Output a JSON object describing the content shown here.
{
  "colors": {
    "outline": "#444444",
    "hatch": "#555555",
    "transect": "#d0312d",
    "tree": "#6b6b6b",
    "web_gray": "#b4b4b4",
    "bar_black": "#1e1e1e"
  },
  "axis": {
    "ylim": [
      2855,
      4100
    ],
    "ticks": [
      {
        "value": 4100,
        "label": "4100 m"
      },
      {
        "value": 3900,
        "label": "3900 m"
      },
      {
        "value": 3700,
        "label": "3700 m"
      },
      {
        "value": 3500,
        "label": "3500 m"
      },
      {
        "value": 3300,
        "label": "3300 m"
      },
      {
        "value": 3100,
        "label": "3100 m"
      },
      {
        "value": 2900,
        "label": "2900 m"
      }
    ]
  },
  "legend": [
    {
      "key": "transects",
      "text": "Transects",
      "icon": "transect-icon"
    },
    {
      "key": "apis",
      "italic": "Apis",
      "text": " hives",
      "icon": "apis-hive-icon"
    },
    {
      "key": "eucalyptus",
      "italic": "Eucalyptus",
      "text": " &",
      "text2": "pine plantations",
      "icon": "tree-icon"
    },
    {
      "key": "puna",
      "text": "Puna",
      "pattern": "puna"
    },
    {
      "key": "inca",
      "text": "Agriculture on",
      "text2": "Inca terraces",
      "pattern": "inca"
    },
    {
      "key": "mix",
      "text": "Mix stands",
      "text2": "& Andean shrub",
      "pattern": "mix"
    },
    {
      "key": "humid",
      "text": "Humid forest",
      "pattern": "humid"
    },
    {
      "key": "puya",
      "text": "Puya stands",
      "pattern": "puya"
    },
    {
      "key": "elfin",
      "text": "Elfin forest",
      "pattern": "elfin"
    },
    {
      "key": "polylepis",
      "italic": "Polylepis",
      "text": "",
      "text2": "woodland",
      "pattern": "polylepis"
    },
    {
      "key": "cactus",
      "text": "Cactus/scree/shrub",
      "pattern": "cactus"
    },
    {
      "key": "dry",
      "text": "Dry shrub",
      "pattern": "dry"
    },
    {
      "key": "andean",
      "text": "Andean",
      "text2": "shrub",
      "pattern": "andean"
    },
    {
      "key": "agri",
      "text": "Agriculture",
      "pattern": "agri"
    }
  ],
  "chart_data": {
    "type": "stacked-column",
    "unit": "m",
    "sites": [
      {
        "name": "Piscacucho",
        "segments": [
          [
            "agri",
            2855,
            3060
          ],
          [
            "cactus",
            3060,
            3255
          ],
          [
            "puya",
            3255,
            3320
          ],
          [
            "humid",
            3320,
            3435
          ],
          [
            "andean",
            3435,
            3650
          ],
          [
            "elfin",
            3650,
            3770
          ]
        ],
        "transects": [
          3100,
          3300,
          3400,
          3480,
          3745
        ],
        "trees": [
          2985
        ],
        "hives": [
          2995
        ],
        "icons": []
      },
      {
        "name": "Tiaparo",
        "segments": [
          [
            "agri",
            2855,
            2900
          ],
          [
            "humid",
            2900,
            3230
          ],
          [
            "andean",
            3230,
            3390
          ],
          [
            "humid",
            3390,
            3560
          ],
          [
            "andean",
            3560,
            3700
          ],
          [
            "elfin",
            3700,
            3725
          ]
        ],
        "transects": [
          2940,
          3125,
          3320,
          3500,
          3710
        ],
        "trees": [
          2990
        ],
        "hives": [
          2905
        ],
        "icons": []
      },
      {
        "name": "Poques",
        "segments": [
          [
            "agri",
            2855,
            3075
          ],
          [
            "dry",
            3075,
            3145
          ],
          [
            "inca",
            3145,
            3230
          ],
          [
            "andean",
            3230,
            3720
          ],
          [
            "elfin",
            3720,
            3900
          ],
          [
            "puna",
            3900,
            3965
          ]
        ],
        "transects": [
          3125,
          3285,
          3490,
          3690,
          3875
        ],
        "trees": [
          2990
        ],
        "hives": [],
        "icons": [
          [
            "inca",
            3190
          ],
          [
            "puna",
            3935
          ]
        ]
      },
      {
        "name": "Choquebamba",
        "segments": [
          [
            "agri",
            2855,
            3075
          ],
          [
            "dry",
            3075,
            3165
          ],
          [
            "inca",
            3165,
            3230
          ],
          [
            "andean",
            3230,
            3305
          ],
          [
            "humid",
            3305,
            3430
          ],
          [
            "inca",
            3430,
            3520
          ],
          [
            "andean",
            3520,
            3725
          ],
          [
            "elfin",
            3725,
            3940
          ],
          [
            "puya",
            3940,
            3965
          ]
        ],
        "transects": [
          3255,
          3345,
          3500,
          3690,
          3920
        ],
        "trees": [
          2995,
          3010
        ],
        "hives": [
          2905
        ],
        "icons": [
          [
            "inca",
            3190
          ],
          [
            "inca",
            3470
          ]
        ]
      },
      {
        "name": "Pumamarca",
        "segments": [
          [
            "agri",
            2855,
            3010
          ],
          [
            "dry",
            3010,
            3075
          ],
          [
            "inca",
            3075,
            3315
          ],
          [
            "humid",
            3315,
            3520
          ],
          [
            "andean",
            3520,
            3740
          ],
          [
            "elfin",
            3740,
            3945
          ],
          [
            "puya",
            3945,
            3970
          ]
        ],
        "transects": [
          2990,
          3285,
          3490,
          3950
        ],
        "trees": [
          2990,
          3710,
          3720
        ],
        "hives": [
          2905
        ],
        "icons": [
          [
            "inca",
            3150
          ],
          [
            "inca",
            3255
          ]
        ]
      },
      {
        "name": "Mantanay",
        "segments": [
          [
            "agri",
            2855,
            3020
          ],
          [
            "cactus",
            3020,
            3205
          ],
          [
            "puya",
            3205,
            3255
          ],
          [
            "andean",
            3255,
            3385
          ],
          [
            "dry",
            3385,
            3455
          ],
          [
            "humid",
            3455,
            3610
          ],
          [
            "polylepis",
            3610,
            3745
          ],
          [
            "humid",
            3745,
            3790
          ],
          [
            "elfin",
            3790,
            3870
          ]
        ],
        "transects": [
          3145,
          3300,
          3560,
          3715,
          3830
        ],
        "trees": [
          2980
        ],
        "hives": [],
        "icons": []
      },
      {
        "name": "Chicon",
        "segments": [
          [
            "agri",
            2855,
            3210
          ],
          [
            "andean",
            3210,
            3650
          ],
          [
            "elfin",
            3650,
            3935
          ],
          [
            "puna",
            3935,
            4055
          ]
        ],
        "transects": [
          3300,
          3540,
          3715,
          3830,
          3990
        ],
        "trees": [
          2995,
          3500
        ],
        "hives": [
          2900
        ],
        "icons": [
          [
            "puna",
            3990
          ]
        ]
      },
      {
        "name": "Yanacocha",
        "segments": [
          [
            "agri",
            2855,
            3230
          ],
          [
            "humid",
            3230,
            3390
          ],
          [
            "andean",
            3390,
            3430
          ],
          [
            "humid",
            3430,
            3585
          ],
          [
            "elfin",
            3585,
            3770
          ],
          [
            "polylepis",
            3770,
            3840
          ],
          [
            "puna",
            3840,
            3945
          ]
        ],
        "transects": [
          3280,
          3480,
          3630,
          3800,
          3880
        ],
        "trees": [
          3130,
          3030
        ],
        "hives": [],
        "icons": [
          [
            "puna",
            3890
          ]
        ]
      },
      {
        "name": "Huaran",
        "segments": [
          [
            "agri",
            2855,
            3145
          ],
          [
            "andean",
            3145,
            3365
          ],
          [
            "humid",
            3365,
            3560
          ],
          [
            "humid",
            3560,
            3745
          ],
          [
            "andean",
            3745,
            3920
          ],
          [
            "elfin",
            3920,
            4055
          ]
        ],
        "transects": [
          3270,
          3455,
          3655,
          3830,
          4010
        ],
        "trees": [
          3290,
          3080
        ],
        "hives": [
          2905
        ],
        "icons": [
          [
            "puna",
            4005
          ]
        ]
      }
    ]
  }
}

——————————

• **Instructions to follow**:
Write out the whole listing again, exactly as it stands.

• **Result of the exercise**:
Output a JSON object describing the content shown here.
{
  "colors": {
    "outline": "#444444",
    "hatch": "#555555",
    "transect": "#d0312d",
    "tree": "#6b6b6b",
    "web_gray": "#b4b4b4",
    "bar_black": "#1e1e1e"
  },
  "axis": {
    "ylim": [
      2855,
      4100
    ],
    "ticks": [
      {
        "value": 4100,
        "label": "4100 m"
      },
      {
        "value": 3900,
        "label": "3900 m"
      },
      {
        "value": 3700,
        "label": "3700 m"
      },
      {
        "value": 3500,
        "label": "3500 m"
      },
      {
        "value": 3300,
        "label": "3300 m"
      },
      {
        "value": 3100,
        "label": "3100 m"
      },
      {
        "value": 2900,
        "label": "2900 m"
      }
    ]
  },
  "legend": [
    {
      "key": "transects",
      "text": "Transects",
      "icon": "transect-icon"
    },
    {
      "key": "apis",
      "italic": "Apis",
      "text": " hives",
      "icon": "apis-hive-icon"
    },
    {
      "key": "eucalyptus",
      "italic": "Eucalyptus",
      "text": " &",
      "text2": "pine plantations",
      "icon": "tree-icon"
    },
    {
      "key": "puna",
      "text": "Puna",
      "pattern": "puna"
    },
    {
      "key": "inca",
      "text": "Agriculture on",
      "text2": "Inca terraces",
      "pattern": "inca"
    },
    {
      "key": "mix",
      "text": "Mix stands",
      "text2": "& Andean shrub",
      "pattern": "mix"
    },
    {
      "key": "humid",
      "text": "Humid forest",
      "pattern": "humid"
    },
    {
      "key": "puya",
      "text": "Puya stands",
      "pattern": "puya"
    },
    {
      "key": "elfin",
      "text": "Elfin forest",
      "pattern": "elfin"
    },
    {
      "key": "polylepis",
      "italic": "Polylepis",
      "text": "",
      "text2": "woodland",
      "pattern": "polylepis"
    },
    {
      "key": "cactus",
      "text": "Cactus/scree/shrub",
      "pattern": "cactus"
    },
    {
      "key": "dry",
      "text": "Dry shrub",
      "pattern": "dry"
    },
    {
      "key": "andean",
      "text": "Andean",
      "text2": "shrub",
      "pattern": "andean"
    },
    {
      "key": "agri",
      "text": "Agriculture",
      "pattern": "agri"
    }
  ],
  "chart_data": {
    "type": "stacked-column",
    "unit": "m",
    "sites": [
      {
        "name": "Piscacucho",
        "segments": [
          [
            "agri",
            2855,
            3060
          ],
          [
            "cactus",
            3060,
            3255
          ],
          [
            "puya",
            3255,
            3320
          ],
          [
            "humid",
            3320,
            3435
          ],
          [
            "andean",
            3435,
            3650
          ],
          [
            "elfin",
            3650,
            3770
          ]
        ],
        "transects": [
          3100,
          3300,
          3400,
          3480,
          3745
        ],
        "trees": [
          2985
        ],
        "hives": [
          2995
        ],
        "icons": []
      },
      {
        "name": "Tiaparo",
        "segments": [
          [
            "agri",
            2855,
            2900
          ],
          [
            "humid",
            2900,
            3230
          ],
          [
            "andean",
            3230,
            3390
          ],
          [
            "humid",
            3390,
            3560
          ],
          [
            "andean",
            3560,
            3700
          ],
          [
            "elfin",
            3700,
            3725
          ]
        ],
        "transects": [
          2940,
          3125,
          3320,
          3500,
          3710
        ],
        "trees": [
          2990
        ],
        "hives": [
          2905
        ],
        "icons": []
      },
      {
        "name": "Poques",
        "segments": [
          [
            "agri",
            2855,
            3075
          ],
          [
            "dry",
            3075,
            3145
          ],
          [
            "inca",
            3145,
            3230
          ],
          [
            "andean",
            3230,
            3720
          ],
          [
            "elfin",
            3720,
            3900
          ],
          [
            "puna",
            3900,
            3965
          ]
        ],
        "transects": [
          3125,
          3285,
          3490,
          3690,
          3875
        ],
        "trees": [
          2990
        ],
        "hives": [],
        "icons": [
          [
            "inca",
            3190
          ],
          [
            "puna",
            3935
          ]
        ]
      },
      {
        "name": "Choquebamba",
        "segments": [
          [
            "agri",
            2855,
            3075
          ],
          [
            "dry",
            3075,
            3165
          ],
          [
            "inca",
            3165,
            3230
          ],
          [
            "andean",
            3230,
            3305
          ],
          [
            "humid",
            3305,
            3430
          ],
          [
            "inca",
            3430,
            3520
          ],
          [
            "andean",
            3520,
            3725
          ],
          [
            "elfin",
            3725,
            3940
          ],
          [
            "puya",
            3940,
            3965
          ]
        ],
        "transects": [
          3255,
          3345,
          3500,
          3690,
          3920
        ],
        "trees": [
          2995,
          3010
        ],
        "hives": [
          2905
        ],
        "icons": [
          [
            "inca",
            3190
          ],
          [
            "inca",
            3470
          ]
        ]
      },
      {
        "name": "Pumamarca",
        "segments": [
          [
            "agri",
            2855,
            3010
          ],
          [
            "dry",
            3010,
            3075
          ],
          [
            "inca",
            3075,
            3315
          ],
          [
            "humid",
            3315,
            3520
          ],
          [
            "andean",
            3520,
            3740
          ],
          [
            "elfin",
            3740,
            3945
          ],
          [
            "puya",
            3945,
            3970
          ]
        ],
        "transects": [
          2990,
          3285,
          3490,
          3950
        ],
        "trees": [
          2990,
          3710,
          3720
        ],
        "hives": [
          2905
        ],
        "icons": [
          [
            "inca",
            3150
          ],
          [
            "inca",
            3255
          ]
        ]
      },
      {
        "name": "Mantanay",
        "segments": [
          [
            "agri",
            2855,
            3020
          ],
          [
            "cactus",
            3020,
            3205
          ],
          [
            "puya",
            3205,
            3255
          ],
          [
            "andean",
            3255,
            3385
          ],
          [
            "dry",
            3385,
            3455
          ],
          [
            "humid",
            3455,
            3610
          ],
          [
            "polylepis",
            3610,
            3745
          ],
          [
            "humid",
            3745,
            3790
          ],
          [
            "elfin",
            3790,
            3870
          ]
        ],
        "transects": [
          3145,
          3300,
          3560,
          3715,
          3830
        ],
        "trees": [
          2980
        ],
        "hives": [],
        "icons": []
      },
      {
        "name": "Chicon",
        "segments": [
          [
            "agri",
            2855,
            3210
          ],
          [
            "andean",
            3210,
            3650
          ],
          [
            "elfin",
            3650,
            3935
          ],
          [
            "puna",
            3935,
            4055
          ]
        ],
        "transects": [
          3300,
          3540,
          3715,
          3830,
          3990
        ],
        "trees": [
          2995,
          3500
        ],
        "hives": [
          2900
        ],
        "icons": [
          [
            "puna",
            3990
          ]
        ]
      },
      {
        "name": "Yanacocha",
        "segments": [
          [
            "agri",
            2855,
            3230
          ],
          [
            "humid",
            3230,
            3390
          ],
          [
            "andean",
            3390,
            3430
          ],
          [
            "humid",
            3430,
            3585
          ],
          [
            "elfin",
            3585,
            3770
          ],
          [
            "polylepis",
            3770,
            3840
          ],
          [
            "puna",
            3840,
            3945
          ]
        ],
        "transects": [
          3280,
          3480,
          3630,
          3800,
          3880
        ],
        "trees": [
          3130,
          3030
        ],
        "hives": [],
        "icons": [
          [
            "puna",
            3890
          ]
        ]
      },
      {
        "name": "Huaran",
        "segments": [
          [
            "agri",
            2855,
            3145
          ],
          [
            "andean",
            3145,
            3365
          ],
          [
            "humid",
            3365,
            3560
          ],
          [
            "humid",
            3560,
            3745
          ],
          [
            "andean",
            3745,
            3920
          ],
          [
            "elfin",
            3920,
            4055
          ]
        ],
        "transects": [
          3270,
          3455,
          3655,
          3830,
          4010
        ],
        "trees": [
          3290,
          3080
        ],
        "hives": [
          2905
        ],
        "icons": [
          [
            "puna",
            4005
          ]
        ]
      }
    ]
  }
}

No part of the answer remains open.